Problem description: With pictures omitted, copy exactly the lines from the one containing "Enumerate this screenshot's" through the end of the records below.

-- start Available records --

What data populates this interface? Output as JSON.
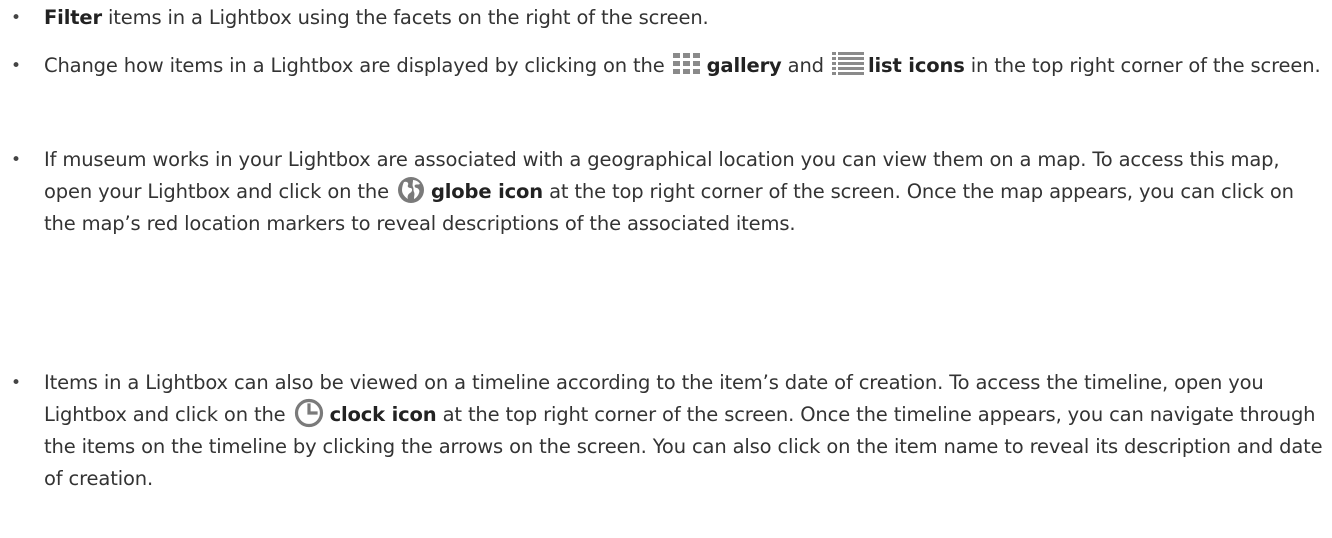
{
  "items": [
    {
      "bold": "Filter",
      "text": " items in a Lightbox using the facets on the right of the screen."
    },
    {
      "pre": "Change how items in a Lightbox are displayed by clicking on the ",
      "gallery_label": "gallery",
      "mid": " and ",
      "list_label": "list icons",
      "post": " in the top right corner of the screen."
    },
    {
      "pre": "If museum works in your Lightbox are associated with a geographical location you can view them on a map. To access this map, open your Lightbox and click on the ",
      "icon_label": "globe icon",
      "post": " at the top right corner of the screen. Once the map appears, you can click on the map’s red location markers to reveal descriptions of the associated items."
    },
    {
      "pre": "Items in a Lightbox can also be viewed on a timeline according to the item’s date of creation. To access the timeline, open you Lightbox and click on the ",
      "icon_label": "clock icon",
      "post": " at the top right corner of the screen. Once the timeline appears, you can navigate through the items on the timeline by clicking the arrows on the screen. You can also click on the item name to reveal its description and date of creation."
    }
  ],
  "bullet_char": "•",
  "icons": {
    "gallery": "grid-icon",
    "list": "list-icon",
    "globe": "globe-icon",
    "clock": "clock-icon"
  },
  "colors": {
    "text": "#333333",
    "icon_gray": "#8a8a8a",
    "globe_gray": "#7a7a7a"
  }
}
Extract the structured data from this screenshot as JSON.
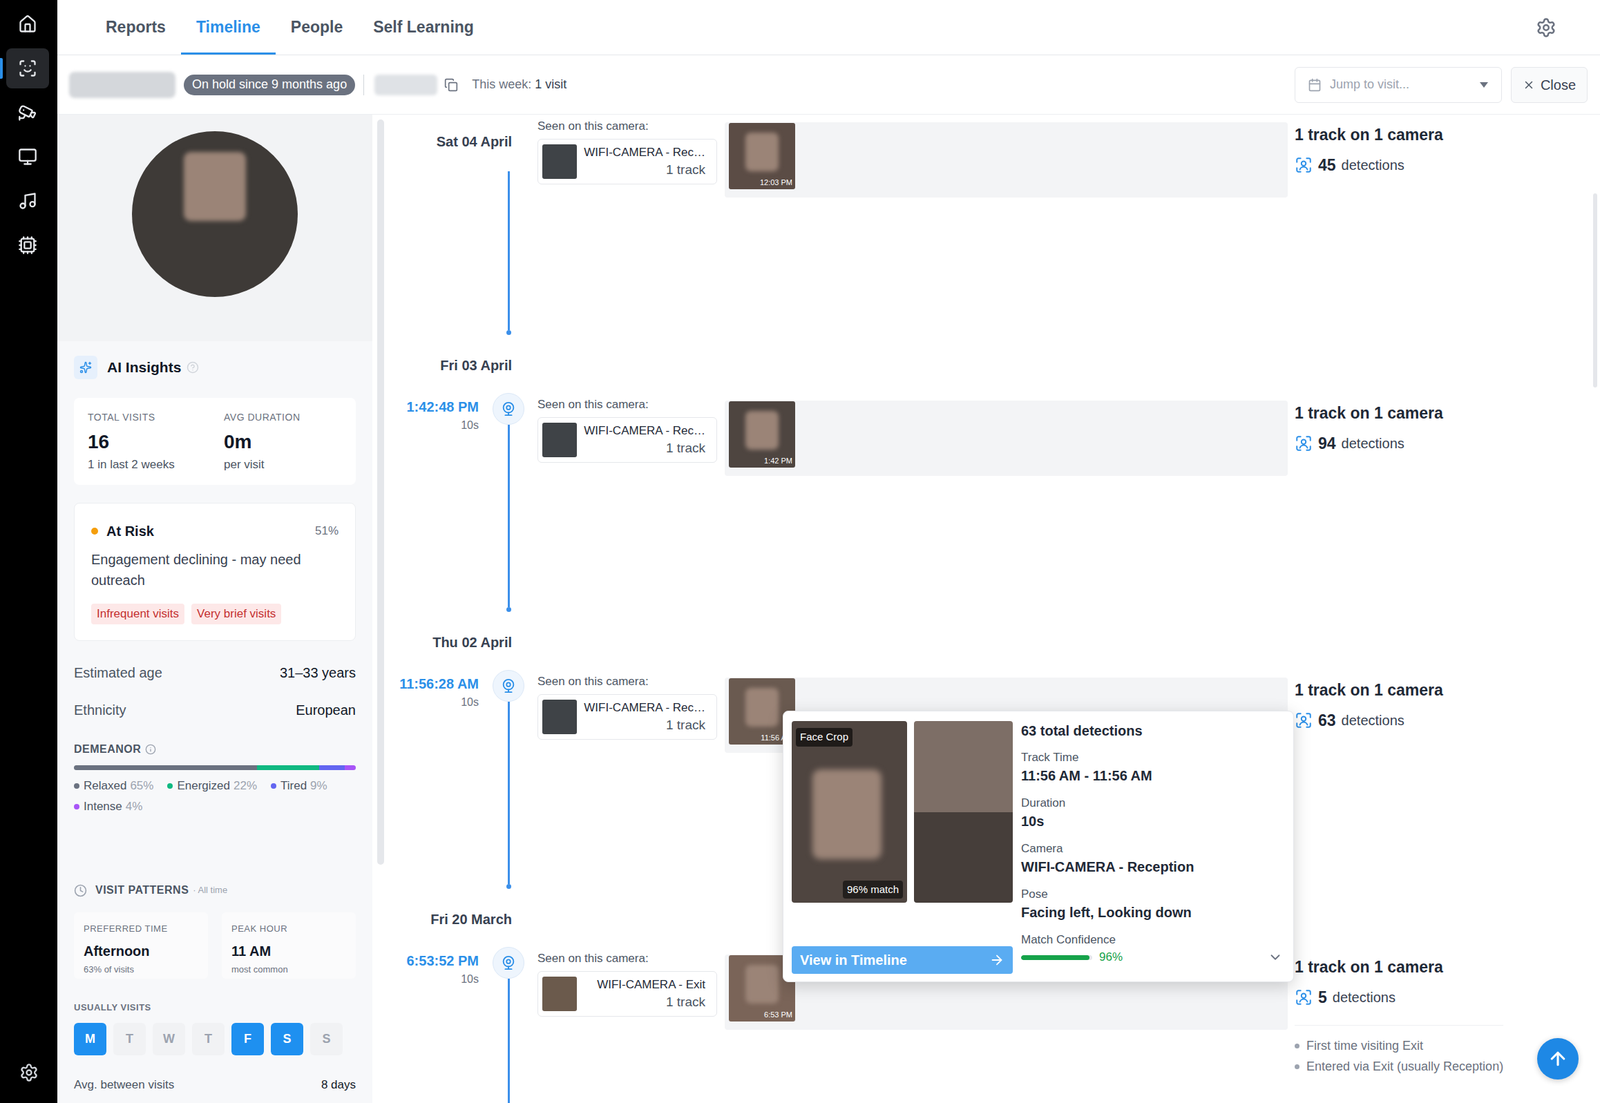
{
  "nav_rail": {
    "items": [
      {
        "selected": false
      },
      {
        "selected": true
      },
      {
        "selected": false
      },
      {
        "selected": false
      },
      {
        "selected": false
      },
      {
        "selected": false
      }
    ]
  },
  "tabs": [
    {
      "label": "Reports",
      "selected": false
    },
    {
      "label": "Timeline",
      "selected": true
    },
    {
      "label": "People",
      "selected": false
    },
    {
      "label": "Self Learning",
      "selected": false
    }
  ],
  "person_bar": {
    "status_badge": "On hold since 9 months ago",
    "week_label": "This week:",
    "week_value": "1 visit",
    "jump": {
      "placeholder": "Jump to visit..."
    },
    "close": "Close"
  },
  "profile": {
    "ai_insights": {
      "title": "AI Insights"
    },
    "stats": [
      {
        "label": "TOTAL VISITS",
        "value": "16",
        "sub": "1 in last 2 weeks"
      },
      {
        "label": "AVG DURATION",
        "value": "0m",
        "sub": "per visit"
      }
    ],
    "risk": {
      "status": "At Risk",
      "percent": "51%",
      "color": "#f59e0b",
      "description": "Engagement declining - may need outreach",
      "tags": [
        "Infrequent visits",
        "Very brief visits"
      ]
    },
    "attributes": [
      {
        "label": "Estimated age",
        "value": "31–33 years"
      },
      {
        "label": "Ethnicity",
        "value": "European"
      }
    ],
    "demeanor": {
      "title": "DEMEANOR",
      "segments": [
        {
          "name": "Relaxed",
          "reading": "65%",
          "level": 0.65,
          "color": "#6b7280"
        },
        {
          "name": "Energized",
          "reading": "22%",
          "level": 0.22,
          "color": "#10b981"
        },
        {
          "name": "Tired",
          "reading": "9%",
          "level": 0.09,
          "color": "#6366f1"
        },
        {
          "name": "Intense",
          "reading": "4%",
          "level": 0.04,
          "color": "#a855f7"
        }
      ]
    },
    "visit_patterns": {
      "title": "VISIT PATTERNS",
      "scope": "· All time",
      "cards": [
        {
          "label": "PREFERRED TIME",
          "value": "Afternoon",
          "sub": "63% of visits"
        },
        {
          "label": "PEAK HOUR",
          "value": "11 AM",
          "sub": "most common"
        }
      ],
      "days_label": "USUALLY VISITS",
      "days": [
        {
          "label": "M",
          "selected": true
        },
        {
          "label": "T",
          "selected": false
        },
        {
          "label": "W",
          "selected": false
        },
        {
          "label": "T",
          "selected": false
        },
        {
          "label": "F",
          "selected": true
        },
        {
          "label": "S",
          "selected": true
        },
        {
          "label": "S",
          "selected": false
        }
      ],
      "avg_between": {
        "label": "Avg. between visits",
        "value": "8 days"
      }
    }
  },
  "timeline": {
    "visits": [
      {
        "date": "Sat 04 April",
        "time": null,
        "duration": null,
        "seen_label": "Seen on this camera:",
        "camera": "WIFI-CAMERA - Rec…",
        "tracks": "1 track",
        "thumb_time": "12:03 PM",
        "summary": "1 track on 1 camera",
        "detections": "45",
        "detections_label": "detections",
        "notes": []
      },
      {
        "date": "Fri 03 April",
        "time": "1:42:48 PM",
        "duration": "10s",
        "seen_label": "Seen on this camera:",
        "camera": "WIFI-CAMERA - Rec…",
        "tracks": "1 track",
        "thumb_time": "1:42 PM",
        "summary": "1 track on 1 camera",
        "detections": "94",
        "detections_label": "detections",
        "notes": []
      },
      {
        "date": "Thu 02 April",
        "time": "11:56:28 AM",
        "duration": "10s",
        "seen_label": "Seen on this camera:",
        "camera": "WIFI-CAMERA - Rec…",
        "tracks": "1 track",
        "thumb_time": "11:56 AM",
        "summary": "1 track on 1 camera",
        "detections": "63",
        "detections_label": "detections",
        "notes": []
      },
      {
        "date": "Fri 20 March",
        "time": "6:53:52 PM",
        "duration": "10s",
        "seen_label": "Seen on this camera:",
        "camera": "WIFI-CAMERA - Exit",
        "tracks": "1 track",
        "thumb_time": "6:53 PM",
        "summary": "1 track on 1 camera",
        "detections": "5",
        "detections_label": "detections",
        "notes": [
          "First time visiting Exit",
          "Entered via Exit (usually Reception)"
        ]
      }
    ]
  },
  "popover": {
    "face_crop_label": "Face Crop",
    "match_badge": "96% match",
    "total": "63 total detections",
    "fields": [
      {
        "label": "Track Time",
        "value": "11:56 AM - 11:56 AM"
      },
      {
        "label": "Duration",
        "value": "10s"
      },
      {
        "label": "Camera",
        "value": "WIFI-CAMERA - Reception"
      },
      {
        "label": "Pose",
        "value": "Facing left, Looking down"
      }
    ],
    "confidence": {
      "label": "Match Confidence",
      "level": 0.96,
      "reading": "96%"
    },
    "button": "View in Timeline"
  }
}
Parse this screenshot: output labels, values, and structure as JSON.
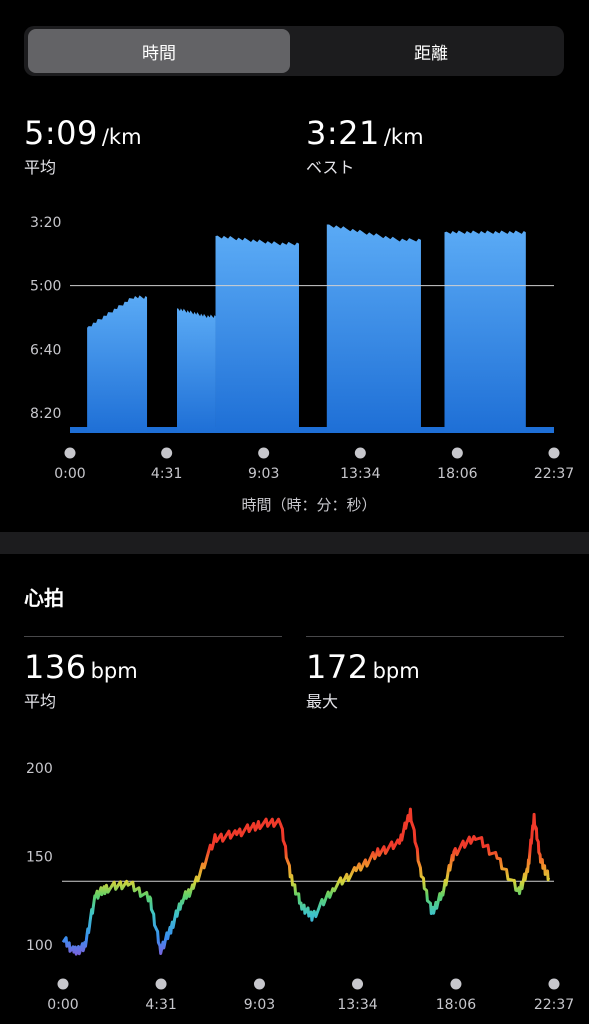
{
  "segmented": {
    "time_label": "時間",
    "distance_label": "距離",
    "selected": "time_label"
  },
  "pace": {
    "avg_value": "5:09",
    "avg_unit": "/km",
    "avg_label": "平均",
    "best_value": "3:21",
    "best_unit": "/km",
    "best_label": "ベスト"
  },
  "heart": {
    "title": "心拍",
    "avg_value": "136",
    "avg_unit": "bpm",
    "avg_label": "平均",
    "max_value": "172",
    "max_unit": "bpm",
    "max_label": "最大"
  },
  "colors": {
    "pace_fill_top": "#5aaaf5",
    "pace_fill_bottom": "#1e6fd6",
    "segment_active": "#636366"
  },
  "chart_data": [
    {
      "type": "area",
      "x_label": "時間（時：分：秒）",
      "x_ticks": [
        "0:00",
        "4:31",
        "9:03",
        "13:34",
        "18:06",
        "22:37"
      ],
      "y_ticks": [
        "3:20",
        "5:00",
        "6:40",
        "8:20"
      ],
      "y_unit": "min/km (pace, inverted axis)",
      "reference_line": "5:00",
      "segments": [
        {
          "x_start_min": 0.8,
          "x_end_min": 3.6,
          "pace_start_min": 6.1,
          "pace_end_min": 5.3
        },
        {
          "x_start_min": 5.0,
          "x_end_min": 6.8,
          "pace_start_min": 5.6,
          "pace_end_min": 5.8
        },
        {
          "x_start_min": 6.8,
          "x_end_min": 10.7,
          "pace_start_min": 3.7,
          "pace_end_min": 3.9
        },
        {
          "x_start_min": 12.0,
          "x_end_min": 16.4,
          "pace_start_min": 3.4,
          "pace_end_min": 3.8
        },
        {
          "x_start_min": 17.5,
          "x_end_min": 21.3,
          "pace_start_min": 3.6,
          "pace_end_min": 3.6
        }
      ]
    },
    {
      "type": "line",
      "x_ticks": [
        "0:00",
        "4:31",
        "9:03",
        "13:34",
        "18:06",
        "22:37"
      ],
      "y_ticks": [
        "200",
        "150",
        "100"
      ],
      "reference_line": 136,
      "x_min": [
        0,
        0.5,
        1.0,
        1.5,
        2.0,
        3.0,
        4.0,
        4.5,
        5.0,
        5.5,
        6.0,
        7.0,
        8.0,
        9.0,
        10.0,
        10.5,
        11.0,
        11.5,
        12.5,
        13.5,
        14.5,
        15.5,
        16.0,
        16.5,
        17.0,
        17.5,
        18.0,
        19.0,
        20.0,
        21.0,
        21.4,
        21.7,
        22.0,
        22.37
      ],
      "bpm": [
        104,
        96,
        99,
        128,
        132,
        135,
        126,
        97,
        110,
        126,
        132,
        160,
        163,
        168,
        170,
        138,
        122,
        116,
        133,
        142,
        152,
        158,
        175,
        140,
        118,
        130,
        152,
        162,
        149,
        130,
        142,
        172,
        148,
        138
      ]
    }
  ]
}
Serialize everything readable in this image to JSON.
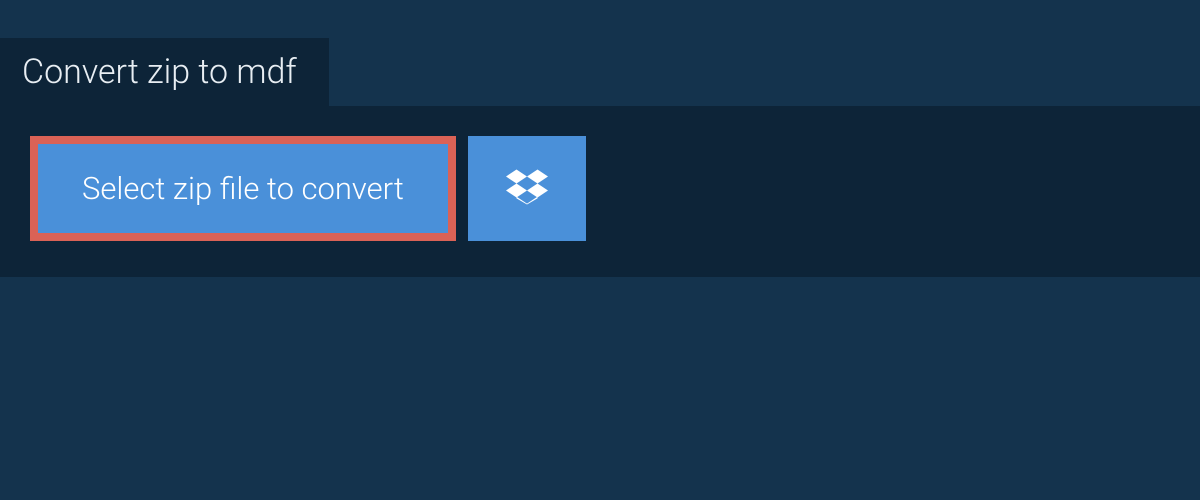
{
  "tab": {
    "label": "Convert zip to mdf"
  },
  "actions": {
    "select_file_label": "Select zip file to convert"
  }
}
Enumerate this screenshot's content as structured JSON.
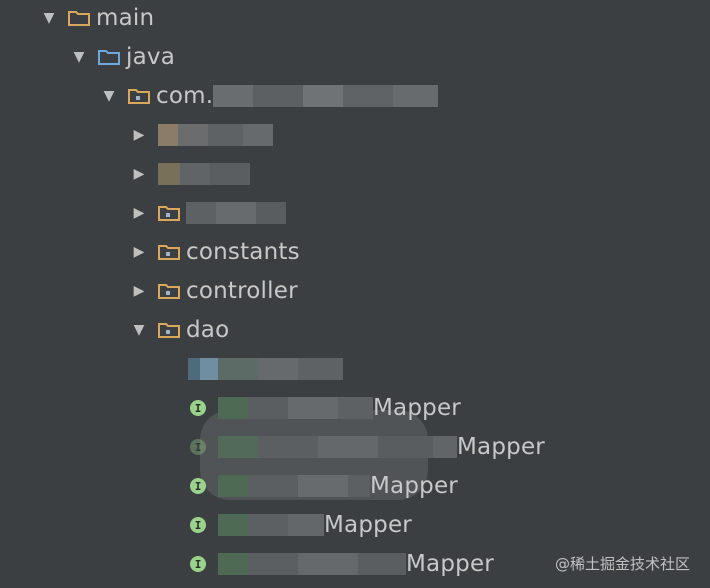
{
  "colors": {
    "background": "#3c3f41",
    "folder_brown": "#d9a85c",
    "folder_blue": "#6fa8dc",
    "interface_badge": "#9ad28c",
    "text": "#c8c8c8"
  },
  "tree": {
    "main": {
      "label": "main",
      "icon": "folder-icon"
    },
    "java": {
      "label": "java",
      "icon": "source-folder-icon"
    },
    "package": {
      "label_prefix": "com."
    },
    "folders": [
      {
        "label": ""
      },
      {
        "label": ""
      },
      {
        "label": ""
      },
      {
        "label": "constants"
      },
      {
        "label": "controller"
      },
      {
        "label": "dao"
      }
    ],
    "dao_children": [
      {
        "label": ""
      },
      {
        "badge": "I",
        "suffix": "Mapper"
      },
      {
        "badge": "I",
        "suffix": "Mapper"
      },
      {
        "badge": "I",
        "suffix": "Mapper"
      },
      {
        "badge": "I",
        "suffix": "Mapper"
      },
      {
        "badge": "I",
        "suffix": "Mapper"
      }
    ]
  },
  "watermark": "@稀土掘金技术社区"
}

-- end Available records --

Finished answer:
Enumerate this screenshot's content as structured JSON.
{
  "colors": {
    "background": "#3c3f41",
    "folder_brown": "#d9a85c",
    "folder_blue": "#6fa8dc",
    "interface_badge": "#9ad28c",
    "text": "#c8c8c8"
  },
  "tree": {
    "main": {
      "label": "main",
      "icon": "folder-icon"
    },
    "java": {
      "label": "java",
      "icon": "source-folder-icon"
    },
    "package": {
      "label_prefix": "com."
    },
    "folders": [
      {
        "label": ""
      },
      {
        "label": ""
      },
      {
        "label": ""
      },
      {
        "label": "constants"
      },
      {
        "label": "controller"
      },
      {
        "label": "dao"
      }
    ],
    "dao_children": [
      {
        "label": ""
      },
      {
        "badge": "I",
        "suffix": "Mapper"
      },
      {
        "badge": "I",
        "suffix": "Mapper"
      },
      {
        "badge": "I",
        "suffix": "Mapper"
      },
      {
        "badge": "I",
        "suffix": "Mapper"
      },
      {
        "badge": "I",
        "suffix": "Mapper"
      }
    ]
  },
  "watermark": "@稀土掘金技术社区"
}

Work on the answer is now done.